[START OF PROVIDED RECORDS]

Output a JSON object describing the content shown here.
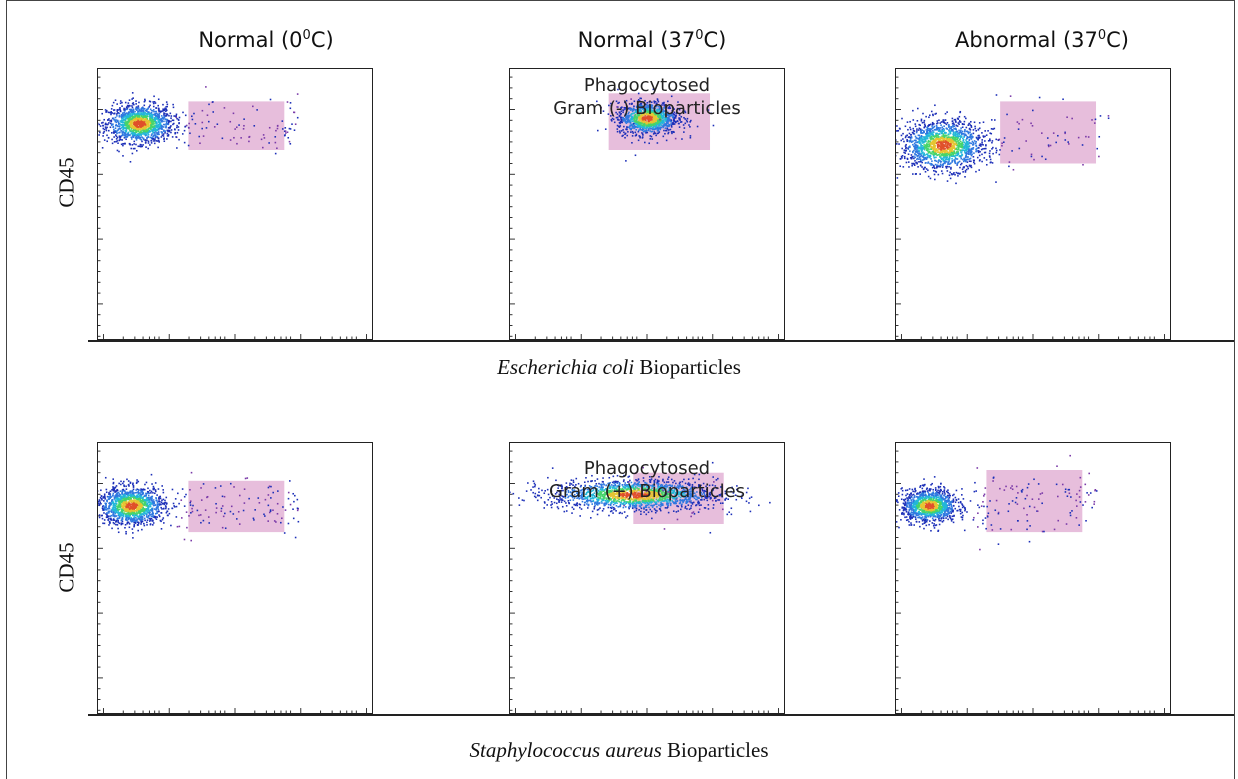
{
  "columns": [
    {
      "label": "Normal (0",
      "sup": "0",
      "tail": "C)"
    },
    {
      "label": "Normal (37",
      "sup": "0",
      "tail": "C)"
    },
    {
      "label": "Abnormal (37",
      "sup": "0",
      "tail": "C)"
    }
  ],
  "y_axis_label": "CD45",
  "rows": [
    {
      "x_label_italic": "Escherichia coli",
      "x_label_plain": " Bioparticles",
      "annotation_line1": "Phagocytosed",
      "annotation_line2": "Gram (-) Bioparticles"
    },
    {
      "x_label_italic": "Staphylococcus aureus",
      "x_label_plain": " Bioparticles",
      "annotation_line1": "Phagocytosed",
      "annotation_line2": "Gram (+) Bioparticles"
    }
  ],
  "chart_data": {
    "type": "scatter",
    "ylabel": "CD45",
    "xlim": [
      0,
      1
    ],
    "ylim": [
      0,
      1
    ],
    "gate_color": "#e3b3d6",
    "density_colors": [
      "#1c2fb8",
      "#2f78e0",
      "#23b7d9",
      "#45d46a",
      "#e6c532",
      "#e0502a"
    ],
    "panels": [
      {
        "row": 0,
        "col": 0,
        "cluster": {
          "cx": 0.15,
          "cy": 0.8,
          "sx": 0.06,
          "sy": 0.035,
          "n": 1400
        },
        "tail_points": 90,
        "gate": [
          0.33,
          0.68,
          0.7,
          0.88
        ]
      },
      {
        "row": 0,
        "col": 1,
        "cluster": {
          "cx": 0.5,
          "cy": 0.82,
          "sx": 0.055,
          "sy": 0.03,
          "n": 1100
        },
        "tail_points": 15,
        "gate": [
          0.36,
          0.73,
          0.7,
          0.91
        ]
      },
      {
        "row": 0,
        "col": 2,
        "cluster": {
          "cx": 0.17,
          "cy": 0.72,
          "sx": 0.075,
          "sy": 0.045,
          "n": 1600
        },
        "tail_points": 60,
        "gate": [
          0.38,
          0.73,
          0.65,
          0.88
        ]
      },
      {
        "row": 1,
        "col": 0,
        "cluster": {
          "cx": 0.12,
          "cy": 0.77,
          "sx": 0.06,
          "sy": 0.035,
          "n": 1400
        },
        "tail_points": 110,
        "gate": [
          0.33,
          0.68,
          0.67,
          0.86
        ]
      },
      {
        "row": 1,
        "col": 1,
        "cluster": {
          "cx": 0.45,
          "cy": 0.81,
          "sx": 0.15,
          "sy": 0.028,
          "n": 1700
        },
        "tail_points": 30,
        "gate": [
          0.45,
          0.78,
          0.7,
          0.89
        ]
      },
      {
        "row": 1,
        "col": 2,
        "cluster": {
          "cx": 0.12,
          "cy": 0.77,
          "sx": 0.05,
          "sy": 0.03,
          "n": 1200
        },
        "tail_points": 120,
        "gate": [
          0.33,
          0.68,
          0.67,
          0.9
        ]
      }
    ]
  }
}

[END OF PROVIDED RECORDS]
[START OF PROVIDED RECORDS]

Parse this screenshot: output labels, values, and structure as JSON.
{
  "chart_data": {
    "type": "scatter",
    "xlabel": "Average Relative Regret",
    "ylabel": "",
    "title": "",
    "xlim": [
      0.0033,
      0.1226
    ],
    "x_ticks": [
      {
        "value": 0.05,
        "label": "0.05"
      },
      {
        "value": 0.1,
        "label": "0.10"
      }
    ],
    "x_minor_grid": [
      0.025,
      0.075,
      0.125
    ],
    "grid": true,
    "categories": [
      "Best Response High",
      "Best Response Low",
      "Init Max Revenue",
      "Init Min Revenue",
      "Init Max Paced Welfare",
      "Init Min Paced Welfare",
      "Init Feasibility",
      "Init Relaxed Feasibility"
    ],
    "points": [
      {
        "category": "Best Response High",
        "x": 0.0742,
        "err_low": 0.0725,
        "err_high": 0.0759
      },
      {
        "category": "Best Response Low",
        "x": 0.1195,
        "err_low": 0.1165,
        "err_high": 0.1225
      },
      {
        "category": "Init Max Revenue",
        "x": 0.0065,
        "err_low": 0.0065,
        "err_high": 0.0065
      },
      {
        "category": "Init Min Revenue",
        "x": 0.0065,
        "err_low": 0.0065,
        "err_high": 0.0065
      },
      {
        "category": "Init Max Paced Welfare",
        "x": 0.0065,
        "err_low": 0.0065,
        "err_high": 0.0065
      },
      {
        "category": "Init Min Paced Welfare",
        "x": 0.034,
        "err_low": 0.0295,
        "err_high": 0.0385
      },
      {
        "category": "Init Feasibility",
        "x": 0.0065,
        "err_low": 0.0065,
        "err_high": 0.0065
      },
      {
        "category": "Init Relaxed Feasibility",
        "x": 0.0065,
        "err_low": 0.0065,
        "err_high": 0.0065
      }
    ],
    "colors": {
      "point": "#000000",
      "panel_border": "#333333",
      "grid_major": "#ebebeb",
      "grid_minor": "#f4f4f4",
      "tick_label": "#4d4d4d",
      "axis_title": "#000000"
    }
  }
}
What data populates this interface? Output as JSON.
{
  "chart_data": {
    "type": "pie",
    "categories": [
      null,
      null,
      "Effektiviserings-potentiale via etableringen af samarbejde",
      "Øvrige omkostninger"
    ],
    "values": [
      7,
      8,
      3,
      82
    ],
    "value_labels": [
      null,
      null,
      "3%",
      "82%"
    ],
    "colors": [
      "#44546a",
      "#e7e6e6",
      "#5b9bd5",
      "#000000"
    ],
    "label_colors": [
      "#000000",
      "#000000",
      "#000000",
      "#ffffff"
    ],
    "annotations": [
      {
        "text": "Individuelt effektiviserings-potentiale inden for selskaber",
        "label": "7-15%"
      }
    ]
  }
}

[END OF PROVIDED RECORDS]

◆ WRITTEN INSTRUCTION
Return each full line of the entries that contains the word "Init".

◆ SOLUTION BELOW
      "Init Max Revenue",
      "Init Min Revenue",
      "Init Max Paced Welfare",
      "Init Min Paced Welfare",
      "Init Feasibility",
      "Init Relaxed Feasibility"
        "category": "Init Max Revenue",
        "category": "Init Min Revenue",
        "category": "Init Max Paced Welfare",
        "category": "Init Min Paced Welfare",
        "category": "Init Feasibility",
        "category": "Init Relaxed Feasibility",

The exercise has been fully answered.